**WORK REQUIRED:** Give the number of lines in the records below that contain the string "legend", counting only matches with the same case. Reply with the number alone.

**DATA FOR THIS EXERCISE:**
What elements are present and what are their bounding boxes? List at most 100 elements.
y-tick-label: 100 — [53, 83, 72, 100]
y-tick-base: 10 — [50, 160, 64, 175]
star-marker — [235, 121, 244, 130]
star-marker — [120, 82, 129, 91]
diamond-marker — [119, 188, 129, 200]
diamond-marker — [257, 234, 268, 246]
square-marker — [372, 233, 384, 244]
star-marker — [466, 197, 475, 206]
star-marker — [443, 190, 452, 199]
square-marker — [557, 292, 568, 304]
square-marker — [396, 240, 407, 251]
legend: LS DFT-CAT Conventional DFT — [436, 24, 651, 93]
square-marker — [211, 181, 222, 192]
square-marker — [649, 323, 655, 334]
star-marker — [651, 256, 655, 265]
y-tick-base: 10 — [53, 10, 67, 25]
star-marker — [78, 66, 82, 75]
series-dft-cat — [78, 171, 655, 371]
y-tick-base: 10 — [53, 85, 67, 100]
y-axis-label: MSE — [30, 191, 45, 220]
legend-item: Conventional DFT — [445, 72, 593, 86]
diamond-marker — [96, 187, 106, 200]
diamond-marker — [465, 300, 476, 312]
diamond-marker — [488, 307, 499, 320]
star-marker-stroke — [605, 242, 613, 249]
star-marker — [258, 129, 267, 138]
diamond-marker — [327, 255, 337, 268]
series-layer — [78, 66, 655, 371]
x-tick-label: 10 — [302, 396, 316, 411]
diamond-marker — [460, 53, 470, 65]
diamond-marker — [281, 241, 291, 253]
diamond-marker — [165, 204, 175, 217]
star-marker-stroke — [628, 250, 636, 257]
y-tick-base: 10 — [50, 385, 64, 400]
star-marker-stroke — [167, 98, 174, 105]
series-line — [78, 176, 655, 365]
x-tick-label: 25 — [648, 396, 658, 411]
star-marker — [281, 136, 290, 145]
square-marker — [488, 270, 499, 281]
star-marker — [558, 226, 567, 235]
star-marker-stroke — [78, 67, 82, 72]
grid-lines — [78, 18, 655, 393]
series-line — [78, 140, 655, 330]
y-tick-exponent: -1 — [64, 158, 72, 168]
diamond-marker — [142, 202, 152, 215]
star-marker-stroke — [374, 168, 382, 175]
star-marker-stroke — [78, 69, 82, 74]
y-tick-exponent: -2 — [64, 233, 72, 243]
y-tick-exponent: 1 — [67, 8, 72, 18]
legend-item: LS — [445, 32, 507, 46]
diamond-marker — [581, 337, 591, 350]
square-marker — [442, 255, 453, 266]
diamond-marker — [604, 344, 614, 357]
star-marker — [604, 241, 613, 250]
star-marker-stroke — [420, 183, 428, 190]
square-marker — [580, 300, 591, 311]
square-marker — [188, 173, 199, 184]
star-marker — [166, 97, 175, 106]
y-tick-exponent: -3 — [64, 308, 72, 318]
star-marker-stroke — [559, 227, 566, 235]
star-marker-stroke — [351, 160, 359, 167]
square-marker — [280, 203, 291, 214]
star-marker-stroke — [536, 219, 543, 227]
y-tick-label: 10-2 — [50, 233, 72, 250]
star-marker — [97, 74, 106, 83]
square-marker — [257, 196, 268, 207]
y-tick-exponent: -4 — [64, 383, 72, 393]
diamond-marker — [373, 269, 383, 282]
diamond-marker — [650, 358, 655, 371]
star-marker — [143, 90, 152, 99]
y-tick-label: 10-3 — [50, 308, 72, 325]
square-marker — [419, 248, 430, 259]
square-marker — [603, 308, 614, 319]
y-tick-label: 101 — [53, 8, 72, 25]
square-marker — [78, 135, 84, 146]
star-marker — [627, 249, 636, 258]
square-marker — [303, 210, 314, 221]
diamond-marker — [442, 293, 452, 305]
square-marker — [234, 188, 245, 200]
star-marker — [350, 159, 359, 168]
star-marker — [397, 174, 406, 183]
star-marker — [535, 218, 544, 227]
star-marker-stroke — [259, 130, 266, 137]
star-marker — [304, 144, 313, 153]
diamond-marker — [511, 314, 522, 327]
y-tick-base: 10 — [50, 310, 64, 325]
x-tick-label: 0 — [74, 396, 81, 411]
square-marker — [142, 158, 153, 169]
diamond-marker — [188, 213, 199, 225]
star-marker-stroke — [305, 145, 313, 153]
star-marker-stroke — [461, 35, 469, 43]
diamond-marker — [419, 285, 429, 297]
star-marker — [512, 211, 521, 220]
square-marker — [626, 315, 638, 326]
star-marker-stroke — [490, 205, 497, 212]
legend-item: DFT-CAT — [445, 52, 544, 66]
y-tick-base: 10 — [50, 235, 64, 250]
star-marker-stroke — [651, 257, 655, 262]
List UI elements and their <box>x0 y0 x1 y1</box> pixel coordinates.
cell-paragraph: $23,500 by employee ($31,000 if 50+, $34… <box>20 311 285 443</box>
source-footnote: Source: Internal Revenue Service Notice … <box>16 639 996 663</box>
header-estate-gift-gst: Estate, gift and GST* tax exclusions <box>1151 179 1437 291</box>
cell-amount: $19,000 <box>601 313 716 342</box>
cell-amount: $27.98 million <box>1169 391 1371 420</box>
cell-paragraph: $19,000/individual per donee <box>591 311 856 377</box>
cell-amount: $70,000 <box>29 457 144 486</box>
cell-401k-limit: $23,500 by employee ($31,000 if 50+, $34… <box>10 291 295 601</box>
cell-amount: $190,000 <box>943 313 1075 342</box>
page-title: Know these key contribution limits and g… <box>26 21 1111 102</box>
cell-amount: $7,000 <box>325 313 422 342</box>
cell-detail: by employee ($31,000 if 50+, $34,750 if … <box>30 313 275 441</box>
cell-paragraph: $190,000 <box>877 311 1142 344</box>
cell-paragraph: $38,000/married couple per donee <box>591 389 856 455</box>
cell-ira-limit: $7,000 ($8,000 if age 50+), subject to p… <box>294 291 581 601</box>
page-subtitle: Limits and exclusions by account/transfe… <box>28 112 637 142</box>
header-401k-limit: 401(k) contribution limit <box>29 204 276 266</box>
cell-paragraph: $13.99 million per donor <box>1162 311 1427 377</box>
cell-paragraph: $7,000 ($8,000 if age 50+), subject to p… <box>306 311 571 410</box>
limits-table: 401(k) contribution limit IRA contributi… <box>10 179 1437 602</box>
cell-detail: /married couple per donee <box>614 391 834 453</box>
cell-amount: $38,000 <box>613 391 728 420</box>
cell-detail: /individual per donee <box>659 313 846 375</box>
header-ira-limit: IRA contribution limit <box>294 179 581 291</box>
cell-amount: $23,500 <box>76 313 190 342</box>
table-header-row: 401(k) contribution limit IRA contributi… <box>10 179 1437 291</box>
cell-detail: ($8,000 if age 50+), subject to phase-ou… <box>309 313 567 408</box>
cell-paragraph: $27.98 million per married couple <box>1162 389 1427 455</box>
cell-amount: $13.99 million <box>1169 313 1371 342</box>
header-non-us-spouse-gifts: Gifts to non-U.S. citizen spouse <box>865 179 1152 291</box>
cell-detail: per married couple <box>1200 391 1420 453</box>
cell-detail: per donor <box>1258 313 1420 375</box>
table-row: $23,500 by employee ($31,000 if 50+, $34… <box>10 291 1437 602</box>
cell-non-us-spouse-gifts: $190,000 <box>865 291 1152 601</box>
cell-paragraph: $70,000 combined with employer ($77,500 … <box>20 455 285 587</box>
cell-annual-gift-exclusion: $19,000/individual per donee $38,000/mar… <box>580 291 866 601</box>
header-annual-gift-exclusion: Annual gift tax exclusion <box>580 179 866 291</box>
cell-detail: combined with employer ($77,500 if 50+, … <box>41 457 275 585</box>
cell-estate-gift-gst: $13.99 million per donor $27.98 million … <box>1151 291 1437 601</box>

**RESULT OF THIS TASK:** 4